:: PROVIDED RECORDS ::

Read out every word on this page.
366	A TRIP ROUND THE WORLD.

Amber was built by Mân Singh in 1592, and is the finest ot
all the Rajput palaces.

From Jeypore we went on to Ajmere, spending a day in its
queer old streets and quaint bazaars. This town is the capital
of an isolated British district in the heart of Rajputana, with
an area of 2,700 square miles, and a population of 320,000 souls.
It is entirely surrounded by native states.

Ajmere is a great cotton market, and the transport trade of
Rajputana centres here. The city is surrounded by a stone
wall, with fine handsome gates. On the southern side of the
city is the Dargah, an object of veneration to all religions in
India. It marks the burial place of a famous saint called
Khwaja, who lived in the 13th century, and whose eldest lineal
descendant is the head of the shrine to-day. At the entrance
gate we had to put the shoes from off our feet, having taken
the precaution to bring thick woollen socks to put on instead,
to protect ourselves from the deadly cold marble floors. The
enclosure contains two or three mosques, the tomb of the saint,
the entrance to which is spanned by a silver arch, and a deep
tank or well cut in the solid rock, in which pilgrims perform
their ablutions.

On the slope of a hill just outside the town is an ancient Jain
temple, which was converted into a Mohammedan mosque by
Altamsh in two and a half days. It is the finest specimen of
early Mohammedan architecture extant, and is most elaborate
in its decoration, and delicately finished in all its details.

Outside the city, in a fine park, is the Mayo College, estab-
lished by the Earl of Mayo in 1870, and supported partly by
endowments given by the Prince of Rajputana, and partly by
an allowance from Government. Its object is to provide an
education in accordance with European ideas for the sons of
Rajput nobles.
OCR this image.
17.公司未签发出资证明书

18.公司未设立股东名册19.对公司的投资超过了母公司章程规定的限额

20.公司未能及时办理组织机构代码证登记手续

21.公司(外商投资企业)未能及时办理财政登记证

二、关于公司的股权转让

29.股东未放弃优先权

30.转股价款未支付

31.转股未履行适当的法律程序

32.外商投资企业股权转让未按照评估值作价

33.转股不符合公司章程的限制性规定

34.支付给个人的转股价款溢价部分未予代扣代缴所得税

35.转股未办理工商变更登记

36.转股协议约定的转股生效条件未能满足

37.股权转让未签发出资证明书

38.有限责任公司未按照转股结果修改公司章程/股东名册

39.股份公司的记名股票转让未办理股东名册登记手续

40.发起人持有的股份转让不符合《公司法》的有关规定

:::

— DESCRIPTION OF THE TASK —
Extract the full listing and reproduce each line exactly.

— FULL SOLUTION —
Read out every word on this page.
366	A TRIP ROUND THE WORLD.

Amber was built by Mân Singh in 1592, and is the finest ot
all the Rajput palaces.

From Jeypore we went on to Ajmere, spending a day in its
queer old streets and quaint bazaars. This town is the capital
of an isolated British district in the heart of Rajputana, with
an area of 2,700 square miles, and a population of 320,000 souls.
It is entirely surrounded by native states.

Ajmere is a great cotton market, and the transport trade of
Rajputana centres here. The city is surrounded by a stone
wall, with fine handsome gates. On the southern side of the
city is the Dargah, an object of veneration to all religions in
India. It marks the burial place of a famous saint called
Khwaja, who lived in the 13th century, and whose eldest lineal
descendant is the head of the shrine to-day. At the entrance
gate we had to put the shoes from off our feet, having taken
the precaution to bring thick woollen socks to put on instead,
to protect ourselves from the deadly cold marble floors. The
enclosure contains two or three mosques, the tomb of the saint,
the entrance to which is spanned by a silver arch, and a deep
tank or well cut in the solid rock, in which pilgrims perform
their ablutions.

On the slope of a hill just outside the town is an ancient Jain
temple, which was converted into a Mohammedan mosque by
Altamsh in two and a half days. It is the finest specimen of
early Mohammedan architecture extant, and is most elaborate
in its decoration, and delicately finished in all its details.

Outside the city, in a fine park, is the Mayo College, estab-
lished by the Earl of Mayo in 1870, and supported partly by
endowments given by the Prince of Rajputana, and partly by
an allowance from Government. Its object is to provide an
education in accordance with European ideas for the sons of
Rajput nobles.
OCR this image.
17.公司未签发出资证明书

18.公司未设立股东名册19.对公司的投资超过了母公司章程规定的限额

20.公司未能及时办理组织机构代码证登记手续

21.公司(外商投资企业)未能及时办理财政登记证

二、关于公司的股权转让

29.股东未放弃优先权

30.转股价款未支付

31.转股未履行适当的法律程序

32.外商投资企业股权转让未按照评估值作价

33.转股不符合公司章程的限制性规定

34.支付给个人的转股价款溢价部分未予代扣代缴所得税

35.转股未办理工商变更登记

36.转股协议约定的转股生效条件未能满足

37.股权转让未签发出资证明书

38.有限责任公司未按照转股结果修改公司章程/股东名册

39.股份公司的记名股票转让未办理股东名册登记手续

40.发起人持有的股份转让不符合《公司法》的有关规定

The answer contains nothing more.